• **PROBLEM DESCRIPTION**:
Below are the records. List every line holding the word "JSON".

[start of MATERIAL FOR THIS EXERCISE]

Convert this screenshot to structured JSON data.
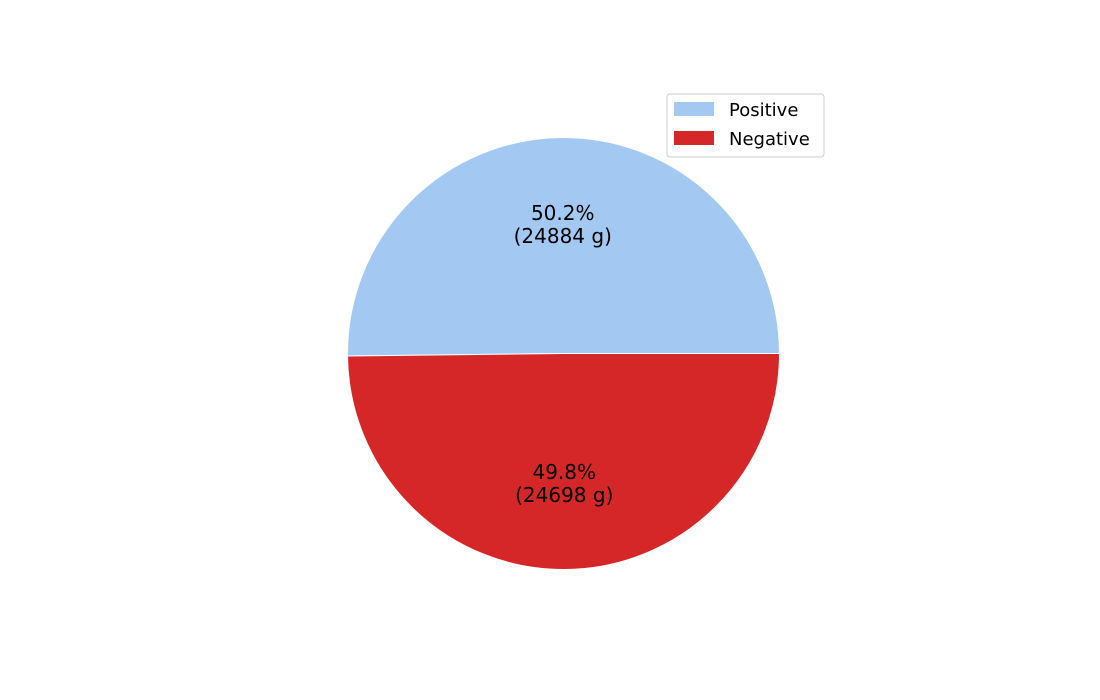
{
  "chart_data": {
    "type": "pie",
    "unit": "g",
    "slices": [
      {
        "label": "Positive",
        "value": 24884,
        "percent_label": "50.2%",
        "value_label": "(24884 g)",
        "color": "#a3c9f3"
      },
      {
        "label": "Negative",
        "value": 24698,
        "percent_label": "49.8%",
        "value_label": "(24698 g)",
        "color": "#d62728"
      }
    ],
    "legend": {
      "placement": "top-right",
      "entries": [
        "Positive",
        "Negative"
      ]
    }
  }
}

[end of MATERIAL FOR THIS EXERCISE]
[start of MATERIAL FOR THIS EXERCISE]

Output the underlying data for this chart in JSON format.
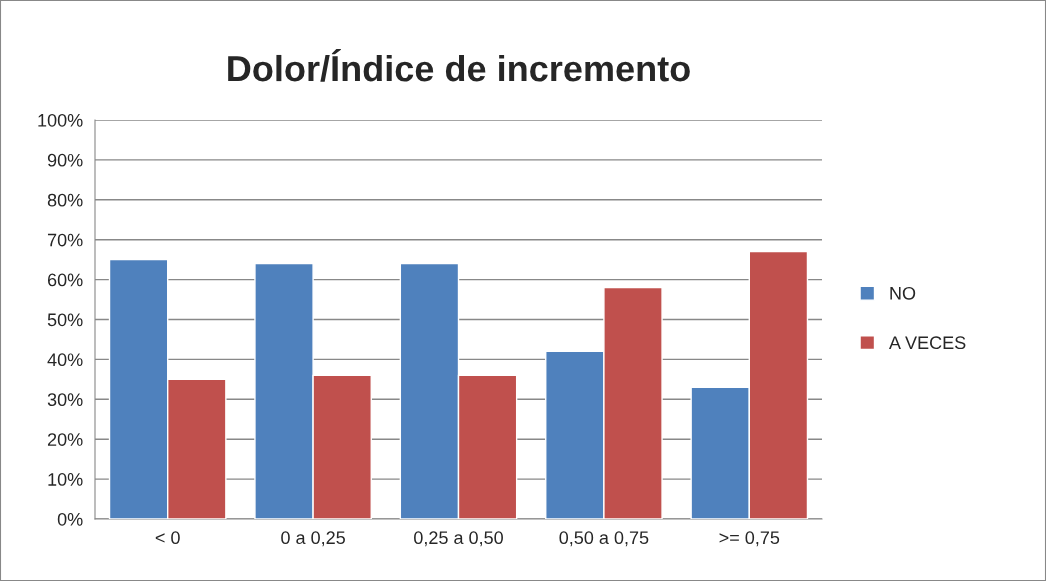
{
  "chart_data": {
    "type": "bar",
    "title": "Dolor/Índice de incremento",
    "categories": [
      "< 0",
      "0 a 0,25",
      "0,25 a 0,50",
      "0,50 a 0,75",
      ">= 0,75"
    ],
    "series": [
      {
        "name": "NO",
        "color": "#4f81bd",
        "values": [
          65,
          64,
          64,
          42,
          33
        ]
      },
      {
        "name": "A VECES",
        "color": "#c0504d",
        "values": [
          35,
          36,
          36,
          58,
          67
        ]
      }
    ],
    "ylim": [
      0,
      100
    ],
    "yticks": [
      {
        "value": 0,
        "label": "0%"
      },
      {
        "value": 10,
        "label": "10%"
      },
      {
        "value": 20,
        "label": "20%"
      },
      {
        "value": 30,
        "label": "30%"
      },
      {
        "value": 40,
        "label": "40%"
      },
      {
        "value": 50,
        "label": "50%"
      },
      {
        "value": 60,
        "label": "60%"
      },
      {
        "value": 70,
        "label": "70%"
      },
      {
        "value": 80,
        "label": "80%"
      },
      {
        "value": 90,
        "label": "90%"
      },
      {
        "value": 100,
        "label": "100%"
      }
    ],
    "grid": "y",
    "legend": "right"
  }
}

[end of MATERIAL FOR THIS EXERCISE]

• **PROBLEM SOLUTION**:
Convert this screenshot to structured JSON data.
Output the underlying data for this chart in JSON format.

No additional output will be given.